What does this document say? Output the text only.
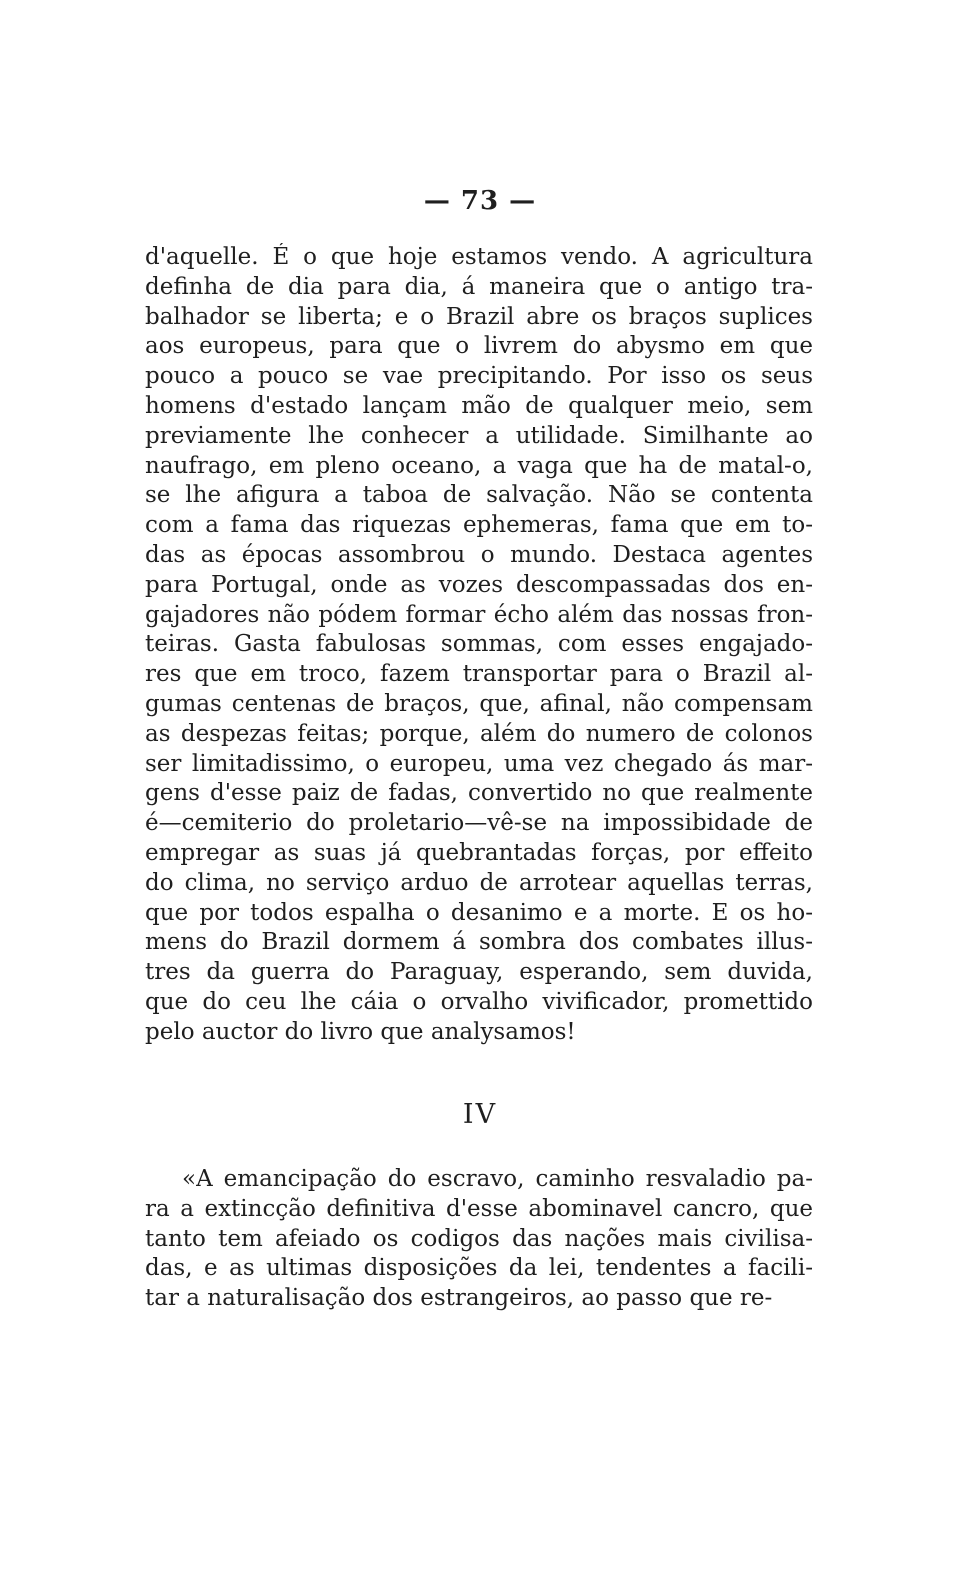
— 73 —
d'aquelle. É o que hoje estamos vendo. A agricultura
definha de dia para dia, á maneira que o antigo tra-
balhador se liberta; e o Brazil abre os braços suplices
aos europeus, para que o livrem do abysmo em que
pouco a pouco se vae precipitando. Por isso os seus
homens d'estado lançam mão de qualquer meio, sem
previamente lhe conhecer a utilidade. Similhante ao
naufrago, em pleno oceano, a vaga que ha de matal-o,
se lhe afigura a taboa de salvação. Não se contenta
com a fama das riquezas ephemeras, fama que em to-
das as épocas assombrou o mundo. Destaca agentes
para Portugal, onde as vozes descompassadas dos en-
gajadores não pódem formar écho além das nossas fron-
teiras. Gasta fabulosas sommas, com esses engajado-
res que em troco, fazem transportar para o Brazil al-
gumas centenas de braços, que, afinal, não compensam
as despezas feitas; porque, além do numero de colonos
ser limitadissimo, o europeu, uma vez chegado ás mar-
gens d'esse paiz de fadas, convertido no que realmente
é—cemiterio do proletario—vê-se na impossibidade de
empregar as suas já quebrantadas forças, por effeito
do clima, no serviço arduo de arrotear aquellas terras,
que por todos espalha o desanimo e a morte. E os ho-
mens do Brazil dormem á sombra dos combates illus-
tres da guerra do Paraguay, esperando, sem duvida,
que do ceu lhe cáia o orvalho vivificador, promettido
pelo auctor do livro que analysamos!
IV
«A emancipação do escravo, caminho resvaladio pa-
ra a extincção definitiva d'esse abominavel cancro, que
tanto tem afeiado os codigos das nações mais civilisa-
das, e as ultimas disposições da lei, tendentes a facili-
tar a naturalisação dos estrangeiros, ao passo que re-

──────────────────────────────

* [Problem to solve]
Copy the records above exactly. The pictures are not part of the copy.

* [Written solution]
What does this document say? Output the text only.
— 73 —
d'aquelle. É o que hoje estamos vendo. A agricultura
definha de dia para dia, á maneira que o antigo tra-
balhador se liberta; e o Brazil abre os braços suplices
aos europeus, para que o livrem do abysmo em que
pouco a pouco se vae precipitando. Por isso os seus
homens d'estado lançam mão de qualquer meio, sem
previamente lhe conhecer a utilidade. Similhante ao
naufrago, em pleno oceano, a vaga que ha de matal-o,
se lhe afigura a taboa de salvação. Não se contenta
com a fama das riquezas ephemeras, fama que em to-
das as épocas assombrou o mundo. Destaca agentes
para Portugal, onde as vozes descompassadas dos en-
gajadores não pódem formar écho além das nossas fron-
teiras. Gasta fabulosas sommas, com esses engajado-
res que em troco, fazem transportar para o Brazil al-
gumas centenas de braços, que, afinal, não compensam
as despezas feitas; porque, além do numero de colonos
ser limitadissimo, o europeu, uma vez chegado ás mar-
gens d'esse paiz de fadas, convertido no que realmente
é—cemiterio do proletario—vê-se na impossibidade de
empregar as suas já quebrantadas forças, por effeito
do clima, no serviço arduo de arrotear aquellas terras,
que por todos espalha o desanimo e a morte. E os ho-
mens do Brazil dormem á sombra dos combates illus-
tres da guerra do Paraguay, esperando, sem duvida,
que do ceu lhe cáia o orvalho vivificador, promettido
pelo auctor do livro que analysamos!
IV
«A emancipação do escravo, caminho resvaladio pa-
ra a extincção definitiva d'esse abominavel cancro, que
tanto tem afeiado os codigos das nações mais civilisa-
das, e as ultimas disposições da lei, tendentes a facili-
tar a naturalisação dos estrangeiros, ao passo que re-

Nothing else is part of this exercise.